* _Goal of the exercise_:
In this exercise, reproduce all the entries that follow exactly.

* _Exercise materials_:
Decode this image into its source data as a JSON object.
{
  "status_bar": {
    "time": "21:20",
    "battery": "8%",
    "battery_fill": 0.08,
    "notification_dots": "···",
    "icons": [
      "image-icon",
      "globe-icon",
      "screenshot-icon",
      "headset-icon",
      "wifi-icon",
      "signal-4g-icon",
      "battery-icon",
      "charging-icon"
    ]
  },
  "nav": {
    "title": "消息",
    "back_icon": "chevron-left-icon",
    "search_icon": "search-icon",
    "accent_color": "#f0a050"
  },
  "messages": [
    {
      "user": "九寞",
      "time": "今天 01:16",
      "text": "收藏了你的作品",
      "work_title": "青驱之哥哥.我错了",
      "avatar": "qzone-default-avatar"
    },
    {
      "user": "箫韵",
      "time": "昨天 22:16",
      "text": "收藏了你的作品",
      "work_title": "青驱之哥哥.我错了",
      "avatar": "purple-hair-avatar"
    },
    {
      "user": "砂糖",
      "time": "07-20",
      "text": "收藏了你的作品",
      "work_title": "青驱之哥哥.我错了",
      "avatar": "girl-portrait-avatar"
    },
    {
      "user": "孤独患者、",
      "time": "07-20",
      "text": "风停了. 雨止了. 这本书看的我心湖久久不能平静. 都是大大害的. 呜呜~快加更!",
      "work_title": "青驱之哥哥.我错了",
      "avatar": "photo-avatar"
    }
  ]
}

* _Result_:
Decode this image into its source data as a JSON object.
{
  "status_bar": {
    "time": "21:20",
    "battery": "8%",
    "battery_fill": 0.08,
    "notification_dots": "···",
    "icons": [
      "image-icon",
      "globe-icon",
      "screenshot-icon",
      "headset-icon",
      "wifi-icon",
      "signal-4g-icon",
      "battery-icon",
      "charging-icon"
    ]
  },
  "nav": {
    "title": "消息",
    "back_icon": "chevron-left-icon",
    "search_icon": "search-icon",
    "accent_color": "#f0a050"
  },
  "messages": [
    {
      "user": "九寞",
      "time": "今天 01:16",
      "text": "收藏了你的作品",
      "work_title": "青驱之哥哥.我错了",
      "avatar": "qzone-default-avatar"
    },
    {
      "user": "箫韵",
      "time": "昨天 22:16",
      "text": "收藏了你的作品",
      "work_title": "青驱之哥哥.我错了",
      "avatar": "purple-hair-avatar"
    },
    {
      "user": "砂糖",
      "time": "07-20",
      "text": "收藏了你的作品",
      "work_title": "青驱之哥哥.我错了",
      "avatar": "girl-portrait-avatar"
    },
    {
      "user": "孤独患者、",
      "time": "07-20",
      "text": "风停了. 雨止了. 这本书看的我心湖久久不能平静. 都是大大害的. 呜呜~快加更!",
      "work_title": "青驱之哥哥.我错了",
      "avatar": "photo-avatar"
    }
  ]
}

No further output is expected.